WRITTEN REQUEST:
Lines that include the word "MARKS" are the ones to copy.

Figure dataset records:
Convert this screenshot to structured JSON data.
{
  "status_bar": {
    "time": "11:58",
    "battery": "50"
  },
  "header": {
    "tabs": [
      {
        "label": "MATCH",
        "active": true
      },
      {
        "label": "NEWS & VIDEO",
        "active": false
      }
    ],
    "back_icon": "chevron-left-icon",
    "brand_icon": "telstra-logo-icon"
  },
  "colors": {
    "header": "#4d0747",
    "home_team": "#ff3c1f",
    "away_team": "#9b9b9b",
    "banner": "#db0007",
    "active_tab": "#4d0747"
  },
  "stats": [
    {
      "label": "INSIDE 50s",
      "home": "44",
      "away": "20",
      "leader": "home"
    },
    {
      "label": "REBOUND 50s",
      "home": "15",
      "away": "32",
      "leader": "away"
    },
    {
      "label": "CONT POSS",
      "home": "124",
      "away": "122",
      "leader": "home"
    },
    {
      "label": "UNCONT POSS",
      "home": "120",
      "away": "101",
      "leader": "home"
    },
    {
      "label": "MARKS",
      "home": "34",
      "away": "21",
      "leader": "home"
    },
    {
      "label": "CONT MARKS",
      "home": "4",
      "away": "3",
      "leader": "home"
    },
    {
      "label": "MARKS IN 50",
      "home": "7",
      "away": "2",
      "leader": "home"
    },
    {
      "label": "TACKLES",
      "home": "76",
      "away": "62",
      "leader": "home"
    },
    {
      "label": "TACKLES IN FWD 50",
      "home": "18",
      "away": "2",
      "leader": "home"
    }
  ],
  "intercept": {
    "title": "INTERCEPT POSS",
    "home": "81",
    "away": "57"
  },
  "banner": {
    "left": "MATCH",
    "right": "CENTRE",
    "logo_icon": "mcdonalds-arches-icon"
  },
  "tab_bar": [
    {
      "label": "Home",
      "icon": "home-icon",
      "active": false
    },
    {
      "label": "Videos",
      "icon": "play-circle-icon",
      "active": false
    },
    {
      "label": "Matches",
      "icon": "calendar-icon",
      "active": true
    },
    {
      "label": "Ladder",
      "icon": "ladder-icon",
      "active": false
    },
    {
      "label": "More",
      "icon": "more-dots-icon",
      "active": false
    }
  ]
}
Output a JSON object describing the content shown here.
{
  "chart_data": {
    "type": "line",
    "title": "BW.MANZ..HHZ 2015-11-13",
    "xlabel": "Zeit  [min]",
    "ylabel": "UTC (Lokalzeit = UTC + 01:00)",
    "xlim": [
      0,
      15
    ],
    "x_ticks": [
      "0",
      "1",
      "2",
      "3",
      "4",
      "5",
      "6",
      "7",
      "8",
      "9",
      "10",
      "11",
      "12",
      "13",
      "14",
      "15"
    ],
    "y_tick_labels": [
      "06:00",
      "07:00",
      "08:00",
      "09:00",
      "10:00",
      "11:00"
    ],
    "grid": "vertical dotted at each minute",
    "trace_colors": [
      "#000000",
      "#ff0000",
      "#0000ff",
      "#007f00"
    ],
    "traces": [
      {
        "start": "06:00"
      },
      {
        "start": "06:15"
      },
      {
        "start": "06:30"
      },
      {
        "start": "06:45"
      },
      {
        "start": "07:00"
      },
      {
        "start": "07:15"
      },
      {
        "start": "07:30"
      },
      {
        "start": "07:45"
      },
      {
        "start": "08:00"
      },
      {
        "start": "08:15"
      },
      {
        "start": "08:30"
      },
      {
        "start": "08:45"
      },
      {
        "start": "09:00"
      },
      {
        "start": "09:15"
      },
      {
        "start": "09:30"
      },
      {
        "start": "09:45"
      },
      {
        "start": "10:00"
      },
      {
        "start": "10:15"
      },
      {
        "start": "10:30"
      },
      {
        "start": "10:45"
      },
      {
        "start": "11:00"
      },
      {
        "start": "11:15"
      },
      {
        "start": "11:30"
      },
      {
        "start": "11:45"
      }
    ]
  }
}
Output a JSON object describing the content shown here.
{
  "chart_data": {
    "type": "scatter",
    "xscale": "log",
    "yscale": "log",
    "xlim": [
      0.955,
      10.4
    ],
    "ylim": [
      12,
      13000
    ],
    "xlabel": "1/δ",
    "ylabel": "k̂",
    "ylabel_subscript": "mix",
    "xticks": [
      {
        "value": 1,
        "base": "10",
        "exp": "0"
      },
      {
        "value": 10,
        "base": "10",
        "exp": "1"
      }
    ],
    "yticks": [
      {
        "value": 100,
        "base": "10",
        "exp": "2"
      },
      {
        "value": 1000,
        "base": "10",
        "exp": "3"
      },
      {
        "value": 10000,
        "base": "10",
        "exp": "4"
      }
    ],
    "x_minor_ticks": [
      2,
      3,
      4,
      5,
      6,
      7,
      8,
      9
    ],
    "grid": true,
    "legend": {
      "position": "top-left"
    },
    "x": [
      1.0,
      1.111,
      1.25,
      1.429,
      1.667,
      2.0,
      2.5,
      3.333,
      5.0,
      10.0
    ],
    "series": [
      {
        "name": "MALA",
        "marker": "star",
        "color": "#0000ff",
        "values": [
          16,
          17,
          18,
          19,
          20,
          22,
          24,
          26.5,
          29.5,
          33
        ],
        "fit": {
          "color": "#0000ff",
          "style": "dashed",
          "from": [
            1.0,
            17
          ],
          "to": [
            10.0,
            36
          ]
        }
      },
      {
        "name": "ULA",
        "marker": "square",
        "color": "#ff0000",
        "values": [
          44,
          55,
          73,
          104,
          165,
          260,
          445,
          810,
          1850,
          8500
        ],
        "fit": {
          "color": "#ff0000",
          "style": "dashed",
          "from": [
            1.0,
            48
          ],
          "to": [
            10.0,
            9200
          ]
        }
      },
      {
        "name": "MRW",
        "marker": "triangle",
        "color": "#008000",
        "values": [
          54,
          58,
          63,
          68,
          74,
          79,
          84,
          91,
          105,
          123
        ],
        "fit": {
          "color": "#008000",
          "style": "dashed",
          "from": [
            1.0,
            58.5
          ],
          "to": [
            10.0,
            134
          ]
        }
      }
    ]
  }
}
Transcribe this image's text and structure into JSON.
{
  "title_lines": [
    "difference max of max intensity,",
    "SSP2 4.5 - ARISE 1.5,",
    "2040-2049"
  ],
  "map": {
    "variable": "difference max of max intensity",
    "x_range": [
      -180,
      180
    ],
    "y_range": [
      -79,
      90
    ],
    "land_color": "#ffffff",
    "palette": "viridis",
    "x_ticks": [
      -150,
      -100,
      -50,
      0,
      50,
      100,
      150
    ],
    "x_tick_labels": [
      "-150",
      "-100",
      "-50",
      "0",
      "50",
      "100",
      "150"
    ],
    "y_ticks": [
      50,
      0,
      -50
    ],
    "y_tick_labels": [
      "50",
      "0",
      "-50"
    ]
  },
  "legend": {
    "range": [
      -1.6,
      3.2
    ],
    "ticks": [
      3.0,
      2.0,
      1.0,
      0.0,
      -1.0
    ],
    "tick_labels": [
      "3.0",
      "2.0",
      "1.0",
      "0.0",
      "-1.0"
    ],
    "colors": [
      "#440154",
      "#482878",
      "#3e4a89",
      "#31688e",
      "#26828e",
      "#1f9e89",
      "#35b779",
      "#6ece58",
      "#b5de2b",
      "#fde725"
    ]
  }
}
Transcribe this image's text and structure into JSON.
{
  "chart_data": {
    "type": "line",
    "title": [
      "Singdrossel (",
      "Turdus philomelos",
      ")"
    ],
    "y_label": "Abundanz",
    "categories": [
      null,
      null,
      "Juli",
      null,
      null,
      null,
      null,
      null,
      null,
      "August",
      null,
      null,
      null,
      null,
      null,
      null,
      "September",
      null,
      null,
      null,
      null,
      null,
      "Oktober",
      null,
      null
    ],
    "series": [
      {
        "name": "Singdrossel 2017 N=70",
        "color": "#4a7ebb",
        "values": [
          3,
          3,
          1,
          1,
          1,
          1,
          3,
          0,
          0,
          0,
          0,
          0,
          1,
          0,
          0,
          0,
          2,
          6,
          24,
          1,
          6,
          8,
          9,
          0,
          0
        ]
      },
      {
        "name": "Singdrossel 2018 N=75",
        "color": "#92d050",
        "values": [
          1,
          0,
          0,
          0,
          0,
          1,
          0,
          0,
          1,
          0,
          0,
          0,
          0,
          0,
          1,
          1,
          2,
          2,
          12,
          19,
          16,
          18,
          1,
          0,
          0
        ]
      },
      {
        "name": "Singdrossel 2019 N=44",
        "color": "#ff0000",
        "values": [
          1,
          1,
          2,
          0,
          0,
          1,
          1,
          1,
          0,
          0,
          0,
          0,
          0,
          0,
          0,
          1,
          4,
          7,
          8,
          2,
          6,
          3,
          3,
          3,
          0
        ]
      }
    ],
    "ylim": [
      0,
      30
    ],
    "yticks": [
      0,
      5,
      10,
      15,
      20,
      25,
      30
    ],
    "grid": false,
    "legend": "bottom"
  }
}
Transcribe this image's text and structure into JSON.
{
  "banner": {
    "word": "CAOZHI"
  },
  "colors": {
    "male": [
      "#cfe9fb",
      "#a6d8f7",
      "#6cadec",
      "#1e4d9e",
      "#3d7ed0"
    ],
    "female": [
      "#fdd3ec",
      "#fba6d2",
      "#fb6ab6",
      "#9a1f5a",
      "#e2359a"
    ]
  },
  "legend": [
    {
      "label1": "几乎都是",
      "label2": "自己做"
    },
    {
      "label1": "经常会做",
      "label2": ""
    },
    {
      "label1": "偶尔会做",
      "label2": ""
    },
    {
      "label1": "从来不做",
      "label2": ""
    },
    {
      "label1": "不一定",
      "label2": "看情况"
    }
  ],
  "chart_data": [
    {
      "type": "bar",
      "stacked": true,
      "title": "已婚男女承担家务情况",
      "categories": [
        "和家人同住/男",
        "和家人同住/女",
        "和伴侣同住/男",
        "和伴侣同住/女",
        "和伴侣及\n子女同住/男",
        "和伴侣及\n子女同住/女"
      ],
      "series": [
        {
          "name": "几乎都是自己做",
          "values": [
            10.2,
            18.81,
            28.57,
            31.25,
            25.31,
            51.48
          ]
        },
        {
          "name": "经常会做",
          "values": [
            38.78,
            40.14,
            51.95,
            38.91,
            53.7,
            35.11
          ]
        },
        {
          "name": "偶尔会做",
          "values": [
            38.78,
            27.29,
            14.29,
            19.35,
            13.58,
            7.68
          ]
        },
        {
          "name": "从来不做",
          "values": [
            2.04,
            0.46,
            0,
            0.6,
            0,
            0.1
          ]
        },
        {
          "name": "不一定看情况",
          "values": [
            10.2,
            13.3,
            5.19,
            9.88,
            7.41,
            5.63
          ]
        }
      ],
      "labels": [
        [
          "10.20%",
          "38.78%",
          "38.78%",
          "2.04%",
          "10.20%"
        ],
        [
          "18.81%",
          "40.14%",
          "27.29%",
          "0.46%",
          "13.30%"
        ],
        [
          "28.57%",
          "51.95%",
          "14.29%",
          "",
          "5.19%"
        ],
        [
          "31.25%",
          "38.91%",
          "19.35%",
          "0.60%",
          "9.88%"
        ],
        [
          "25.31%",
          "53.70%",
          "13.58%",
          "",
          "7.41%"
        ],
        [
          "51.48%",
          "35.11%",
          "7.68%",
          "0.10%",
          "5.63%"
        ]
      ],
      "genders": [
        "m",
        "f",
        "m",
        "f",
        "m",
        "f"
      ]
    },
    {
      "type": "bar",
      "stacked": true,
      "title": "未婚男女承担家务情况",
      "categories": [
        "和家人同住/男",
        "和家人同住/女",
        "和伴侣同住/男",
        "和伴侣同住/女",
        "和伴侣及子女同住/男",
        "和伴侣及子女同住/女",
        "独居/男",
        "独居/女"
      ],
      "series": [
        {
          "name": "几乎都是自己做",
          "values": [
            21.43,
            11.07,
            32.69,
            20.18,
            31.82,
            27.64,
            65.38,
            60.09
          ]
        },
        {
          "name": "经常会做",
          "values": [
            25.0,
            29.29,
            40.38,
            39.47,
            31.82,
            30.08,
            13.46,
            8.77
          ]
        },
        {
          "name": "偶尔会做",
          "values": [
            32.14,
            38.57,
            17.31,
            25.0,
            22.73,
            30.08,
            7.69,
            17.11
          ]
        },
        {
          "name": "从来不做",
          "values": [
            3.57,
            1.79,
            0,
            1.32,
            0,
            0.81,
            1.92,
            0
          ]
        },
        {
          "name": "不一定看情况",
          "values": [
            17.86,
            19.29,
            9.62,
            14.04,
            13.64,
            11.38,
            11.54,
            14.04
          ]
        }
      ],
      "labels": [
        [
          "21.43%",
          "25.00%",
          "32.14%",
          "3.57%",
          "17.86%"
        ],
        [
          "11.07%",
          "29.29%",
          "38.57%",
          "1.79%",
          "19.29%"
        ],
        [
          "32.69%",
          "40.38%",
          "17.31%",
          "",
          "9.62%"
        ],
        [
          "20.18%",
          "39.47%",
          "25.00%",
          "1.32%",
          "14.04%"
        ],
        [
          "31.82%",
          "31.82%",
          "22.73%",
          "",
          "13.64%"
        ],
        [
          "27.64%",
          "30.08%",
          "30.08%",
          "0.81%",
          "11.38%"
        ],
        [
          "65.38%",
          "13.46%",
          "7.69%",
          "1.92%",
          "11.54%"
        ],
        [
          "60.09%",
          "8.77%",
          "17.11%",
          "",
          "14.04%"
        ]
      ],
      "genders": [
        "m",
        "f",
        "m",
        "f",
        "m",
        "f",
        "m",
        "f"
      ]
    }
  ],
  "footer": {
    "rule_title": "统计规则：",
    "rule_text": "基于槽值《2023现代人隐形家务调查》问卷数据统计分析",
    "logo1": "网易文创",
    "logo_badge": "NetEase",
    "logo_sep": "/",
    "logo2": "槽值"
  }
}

THE ANSWER:
      "label": "MARKS",
      "label": "CONT MARKS",
      "label": "MARKS IN 50",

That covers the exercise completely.